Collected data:
— start —

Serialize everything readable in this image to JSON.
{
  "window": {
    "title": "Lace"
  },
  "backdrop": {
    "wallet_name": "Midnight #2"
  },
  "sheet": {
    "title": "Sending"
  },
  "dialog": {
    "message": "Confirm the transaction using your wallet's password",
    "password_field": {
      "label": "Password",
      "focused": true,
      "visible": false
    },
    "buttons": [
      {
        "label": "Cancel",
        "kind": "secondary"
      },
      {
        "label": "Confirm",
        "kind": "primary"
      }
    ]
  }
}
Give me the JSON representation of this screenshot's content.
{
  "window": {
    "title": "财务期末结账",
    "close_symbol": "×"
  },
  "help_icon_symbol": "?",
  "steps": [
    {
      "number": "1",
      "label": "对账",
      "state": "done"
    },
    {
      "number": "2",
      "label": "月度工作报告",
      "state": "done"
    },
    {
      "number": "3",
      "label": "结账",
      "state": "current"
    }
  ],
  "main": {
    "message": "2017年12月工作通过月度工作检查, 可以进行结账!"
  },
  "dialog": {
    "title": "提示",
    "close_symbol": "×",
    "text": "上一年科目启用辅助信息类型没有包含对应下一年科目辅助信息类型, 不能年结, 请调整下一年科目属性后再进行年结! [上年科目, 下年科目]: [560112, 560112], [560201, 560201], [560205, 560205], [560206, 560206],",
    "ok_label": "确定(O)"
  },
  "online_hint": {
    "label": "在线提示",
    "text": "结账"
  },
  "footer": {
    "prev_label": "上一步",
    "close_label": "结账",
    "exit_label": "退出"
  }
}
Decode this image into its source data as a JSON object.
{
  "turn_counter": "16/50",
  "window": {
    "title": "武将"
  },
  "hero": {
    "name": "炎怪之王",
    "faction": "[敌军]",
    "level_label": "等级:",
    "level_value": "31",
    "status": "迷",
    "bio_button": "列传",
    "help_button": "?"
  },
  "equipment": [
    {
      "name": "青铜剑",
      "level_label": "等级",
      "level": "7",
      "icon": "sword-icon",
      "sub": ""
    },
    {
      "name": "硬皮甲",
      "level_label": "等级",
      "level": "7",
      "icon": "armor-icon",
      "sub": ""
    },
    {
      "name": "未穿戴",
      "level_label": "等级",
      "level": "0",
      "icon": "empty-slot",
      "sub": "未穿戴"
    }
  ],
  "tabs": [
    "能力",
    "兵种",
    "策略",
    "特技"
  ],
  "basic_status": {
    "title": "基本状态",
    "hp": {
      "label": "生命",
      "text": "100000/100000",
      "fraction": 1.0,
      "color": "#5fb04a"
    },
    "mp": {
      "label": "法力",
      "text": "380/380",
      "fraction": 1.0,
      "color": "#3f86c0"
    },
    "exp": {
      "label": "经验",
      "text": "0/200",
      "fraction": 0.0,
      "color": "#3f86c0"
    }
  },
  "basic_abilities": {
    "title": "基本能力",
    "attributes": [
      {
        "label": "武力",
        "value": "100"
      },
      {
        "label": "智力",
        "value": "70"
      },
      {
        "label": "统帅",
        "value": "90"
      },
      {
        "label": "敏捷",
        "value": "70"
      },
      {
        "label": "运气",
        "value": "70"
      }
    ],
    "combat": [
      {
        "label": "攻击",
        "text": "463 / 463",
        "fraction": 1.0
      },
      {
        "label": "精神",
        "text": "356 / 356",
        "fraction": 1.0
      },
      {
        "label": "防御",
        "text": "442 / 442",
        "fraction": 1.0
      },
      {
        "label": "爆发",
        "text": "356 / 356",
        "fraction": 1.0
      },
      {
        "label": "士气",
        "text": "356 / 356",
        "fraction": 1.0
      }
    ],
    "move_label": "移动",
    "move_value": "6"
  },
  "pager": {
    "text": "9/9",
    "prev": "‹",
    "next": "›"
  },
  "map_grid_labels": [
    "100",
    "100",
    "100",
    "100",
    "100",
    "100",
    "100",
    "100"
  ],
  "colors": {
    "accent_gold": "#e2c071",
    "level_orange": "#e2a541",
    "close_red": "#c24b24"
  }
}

— end —

— Task —
Output the records verbatim, from the first line to the last.

— Solution —
Serialize everything readable in this image to JSON.
{
  "window": {
    "title": "Lace"
  },
  "backdrop": {
    "wallet_name": "Midnight #2"
  },
  "sheet": {
    "title": "Sending"
  },
  "dialog": {
    "message": "Confirm the transaction using your wallet's password",
    "password_field": {
      "label": "Password",
      "focused": true,
      "visible": false
    },
    "buttons": [
      {
        "label": "Cancel",
        "kind": "secondary"
      },
      {
        "label": "Confirm",
        "kind": "primary"
      }
    ]
  }
}
Give me the JSON representation of this screenshot's content.
{
  "window": {
    "title": "财务期末结账",
    "close_symbol": "×"
  },
  "help_icon_symbol": "?",
  "steps": [
    {
      "number": "1",
      "label": "对账",
      "state": "done"
    },
    {
      "number": "2",
      "label": "月度工作报告",
      "state": "done"
    },
    {
      "number": "3",
      "label": "结账",
      "state": "current"
    }
  ],
  "main": {
    "message": "2017年12月工作通过月度工作检查, 可以进行结账!"
  },
  "dialog": {
    "title": "提示",
    "close_symbol": "×",
    "text": "上一年科目启用辅助信息类型没有包含对应下一年科目辅助信息类型, 不能年结, 请调整下一年科目属性后再进行年结! [上年科目, 下年科目]: [560112, 560112], [560201, 560201], [560205, 560205], [560206, 560206],",
    "ok_label": "确定(O)"
  },
  "online_hint": {
    "label": "在线提示",
    "text": "结账"
  },
  "footer": {
    "prev_label": "上一步",
    "close_label": "结账",
    "exit_label": "退出"
  }
}
Decode this image into its source data as a JSON object.
{
  "turn_counter": "16/50",
  "window": {
    "title": "武将"
  },
  "hero": {
    "name": "炎怪之王",
    "faction": "[敌军]",
    "level_label": "等级:",
    "level_value": "31",
    "status": "迷",
    "bio_button": "列传",
    "help_button": "?"
  },
  "equipment": [
    {
      "name": "青铜剑",
      "level_label": "等级",
      "level": "7",
      "icon": "sword-icon",
      "sub": ""
    },
    {
      "name": "硬皮甲",
      "level_label": "等级",
      "level": "7",
      "icon": "armor-icon",
      "sub": ""
    },
    {
      "name": "未穿戴",
      "level_label": "等级",
      "level": "0",
      "icon": "empty-slot",
      "sub": "未穿戴"
    }
  ],
  "tabs": [
    "能力",
    "兵种",
    "策略",
    "特技"
  ],
  "basic_status": {
    "title": "基本状态",
    "hp": {
      "label": "生命",
      "text": "100000/100000",
      "fraction": 1.0,
      "color": "#5fb04a"
    },
    "mp": {
      "label": "法力",
      "text": "380/380",
      "fraction": 1.0,
      "color": "#3f86c0"
    },
    "exp": {
      "label": "经验",
      "text": "0/200",
      "fraction": 0.0,
      "color": "#3f86c0"
    }
  },
  "basic_abilities": {
    "title": "基本能力",
    "attributes": [
      {
        "label": "武力",
        "value": "100"
      },
      {
        "label": "智力",
        "value": "70"
      },
      {
        "label": "统帅",
        "value": "90"
      },
      {
        "label": "敏捷",
        "value": "70"
      },
      {
        "label": "运气",
        "value": "70"
      }
    ],
    "combat": [
      {
        "label": "攻击",
        "text": "463 / 463",
        "fraction": 1.0
      },
      {
        "label": "精神",
        "text": "356 / 356",
        "fraction": 1.0
      },
      {
        "label": "防御",
        "text": "442 / 442",
        "fraction": 1.0
      },
      {
        "label": "爆发",
        "text": "356 / 356",
        "fraction": 1.0
      },
      {
        "label": "士气",
        "text": "356 / 356",
        "fraction": 1.0
      }
    ],
    "move_label": "移动",
    "move_value": "6"
  },
  "pager": {
    "text": "9/9",
    "prev": "‹",
    "next": "›"
  },
  "map_grid_labels": [
    "100",
    "100",
    "100",
    "100",
    "100",
    "100",
    "100",
    "100"
  ],
  "colors": {
    "accent_gold": "#e2c071",
    "level_orange": "#e2a541",
    "close_red": "#c24b24"
  }
}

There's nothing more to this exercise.